- WORK TASK 1: Translate this sentence from the court order below into Spanish: "The Clerk is DIRECTED to terminate the ILLINOIS DEPARTMENT of CORRECTIONS as a party Defendant, as it was added in error."
- WORK TASK 2: List every docket entry that the court order below cites by document number, and give what the order says each one is.
- WORK TASK 3: Continue the court order below from the point where it stops.

== DOCUMENT PASSAGE

Plaintiff's motion for recruitment of counsel (Doc. 3) shall be referred to the United States Magistrate Judge for further consideration.


The Clerk is DIRECTED to terminate the ILLINOIS DEPARTMENT of CORRECTIONS as a party Defendant, as it was added in error. The Clerk is further DIRECTED to transmit a copy of the order at Doc. 6, which granted Plaintiff's motion for leave to proceed in forma pauperis, to the Trust Fund Officer at East Moline Correctional Center, pursuant to Plaintiff's request in Doc. 7.

The Clerk of Court shall prepare for Defendant GRUNER: (1) Form 5 (Notice of a Lawsuit and Request to Waive Service of a Summons), and (2) Form 6 (Waiver of Service of Summons). The Clerk is DIRECTED to mail these forms, a copy of the complaint, and this Memorandum and Order to Defendant's place of employment as identified by Plaintiff. If Defendant fails to sign and return the Waiver of Service of Summons (Form 6) to the Clerk within 30 days from the date the forms were sent, the Clerk shall take appropriate steps to effect formal service on Defendant, and the Court will require Defendant to pay the full costs of formal service, to the extent authorized by the Federal Rules of Civil Procedure.

If the Defendant cannot be found at the address provided by Plaintiff, the employer shall furnish the Clerk with the Defendant's current work address, or, if not known, the Defendant's last-known address. This information shall be used only for sending the forms as directed above or for formally effecting service. Any documentation of the address shall be retained only by the Clerk. Address information shall not be maintained in the court file, nor disclosed by the Clerk.

Plaintiff shall serve upon Defendant (or upon defense counsel once an appearance is entered), a copy of every further pleading or other document submitted for consideration by the Court. Plaintiff shall include with the original paper to be filed a certificate stating the date on which a true and correct copy of any document was served on Defendant or counsel. Any paper received by a district judge or magistrate judge that has not been filed with the Clerk or that fails to include a certificate of service will be disregarded by the Court.

====
== DATASET

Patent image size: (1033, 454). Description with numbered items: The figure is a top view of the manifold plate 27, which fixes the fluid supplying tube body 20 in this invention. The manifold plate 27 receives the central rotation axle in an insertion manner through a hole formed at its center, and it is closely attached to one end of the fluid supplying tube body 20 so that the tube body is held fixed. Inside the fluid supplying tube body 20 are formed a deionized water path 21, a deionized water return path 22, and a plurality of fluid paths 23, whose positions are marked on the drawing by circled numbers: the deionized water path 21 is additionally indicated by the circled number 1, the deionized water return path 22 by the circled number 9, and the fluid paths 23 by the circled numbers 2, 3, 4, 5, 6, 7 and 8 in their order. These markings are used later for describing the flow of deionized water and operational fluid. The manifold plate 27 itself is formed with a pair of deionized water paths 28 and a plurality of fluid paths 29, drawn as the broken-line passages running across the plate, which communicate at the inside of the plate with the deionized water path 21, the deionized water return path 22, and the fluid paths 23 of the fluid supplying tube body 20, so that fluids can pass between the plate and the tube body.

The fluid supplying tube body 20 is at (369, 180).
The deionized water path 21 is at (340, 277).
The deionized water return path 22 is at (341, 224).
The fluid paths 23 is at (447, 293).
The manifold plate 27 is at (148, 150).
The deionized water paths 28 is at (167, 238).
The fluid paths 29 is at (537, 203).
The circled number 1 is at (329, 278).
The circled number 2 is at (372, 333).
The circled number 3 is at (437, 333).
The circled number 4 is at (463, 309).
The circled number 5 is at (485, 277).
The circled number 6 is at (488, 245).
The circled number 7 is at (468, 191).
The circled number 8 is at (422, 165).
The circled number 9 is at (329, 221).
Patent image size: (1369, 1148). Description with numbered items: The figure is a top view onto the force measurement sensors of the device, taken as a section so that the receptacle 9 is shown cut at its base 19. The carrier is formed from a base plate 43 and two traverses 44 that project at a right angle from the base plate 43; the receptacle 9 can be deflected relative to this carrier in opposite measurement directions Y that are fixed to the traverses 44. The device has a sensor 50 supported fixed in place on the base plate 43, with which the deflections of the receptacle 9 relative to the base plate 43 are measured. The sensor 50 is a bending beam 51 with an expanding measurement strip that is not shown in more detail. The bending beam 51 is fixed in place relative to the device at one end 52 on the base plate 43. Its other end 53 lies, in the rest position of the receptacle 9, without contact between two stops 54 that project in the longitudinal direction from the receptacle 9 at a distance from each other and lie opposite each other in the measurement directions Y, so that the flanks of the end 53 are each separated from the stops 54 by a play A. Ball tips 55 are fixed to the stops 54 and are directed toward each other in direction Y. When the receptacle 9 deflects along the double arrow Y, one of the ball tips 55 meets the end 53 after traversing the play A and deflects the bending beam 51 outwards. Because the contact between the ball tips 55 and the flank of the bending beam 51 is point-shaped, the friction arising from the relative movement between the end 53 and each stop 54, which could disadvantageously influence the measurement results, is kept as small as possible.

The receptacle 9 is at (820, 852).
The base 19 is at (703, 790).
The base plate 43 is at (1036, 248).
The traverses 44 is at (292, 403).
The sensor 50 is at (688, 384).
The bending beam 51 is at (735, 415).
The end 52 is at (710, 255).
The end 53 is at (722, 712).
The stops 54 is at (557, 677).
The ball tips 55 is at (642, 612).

====

- WRITTEN ANSWER 1: Se ORDENA al Secretario que dé de baja al DEPARTAMENTO de CORRECCIONES de ILLINOIS como parte Demandada, ya que fue añadido por error.

- WRITTEN ANSWER 2:
- Doc. 3: Plaintiff's motion for recruitment of counsel
- Doc. 6: the order granting Plaintiff's motion for leave to proceed in forma pauperis
- Doc. 7: Plaintiff's request to transmit a copy of that order to the Trust Fund Officer at East Moline Correctional Center

- WRITTEN ANSWER 3:
Defendant is ORDERED to timely file an appropriate responsive pleading to the complaint and shall not waive filing a reply pursuant to 42 U.S.C. § 1997e(g).

Pursuant to Local Rule 72.1(a)(2), this action is REFERRED to United States Magistrate Judge Stephen C. Williams for further pre-trial proceedings, which shall include a determination on the pending motion for recruitment of counsel (Doc. 3).

Further, this entire matter shall be REFERRED to United States Magistrate Judge Williams for disposition, pursuant to Local Rule 72.2(b)(2) and 28 U.S.C. § 636(c), if all parties consent to such a referral.

If judgment is rendered against Plaintiff, and the judgment includes the payment of costs under § 1915, Plaintiff will be required to pay the full amount of the costs, notwithstanding that his application to proceed in forma pauperis has been granted. See 28 U.S.C. § 1915(f)(2)(A).

Plaintiff is ADVISED that at the time application was made under 28 U.S.C. § 1915 for leave to commence this civil action without being required to prepay fees and costs or give security for the same, the applicant and his or her attorney were deemed to have entered into a stipulation that the recovery, if any, secured in the action shall be paid to the Clerk of the Court, who shall pay therefrom all unpaid costs taxed against Plaintiff and remit the balance to Plaintiff. Local Rule 3.1(c)(1).

Finally, Plaintiff is ADVISED that he is under a continuing obligation to keep the Clerk of Court and each opposing party informed of any change in his address; the Court will not independently investigate his whereabouts. This shall be done in writing and not later than 7 days after a transfer or other change in address occurs. Failure to comply with this order will cause a delay in the transmission of court documents and may result in dismissal of this action for want of prosecution. See FED. R. CIV. P. 41(b).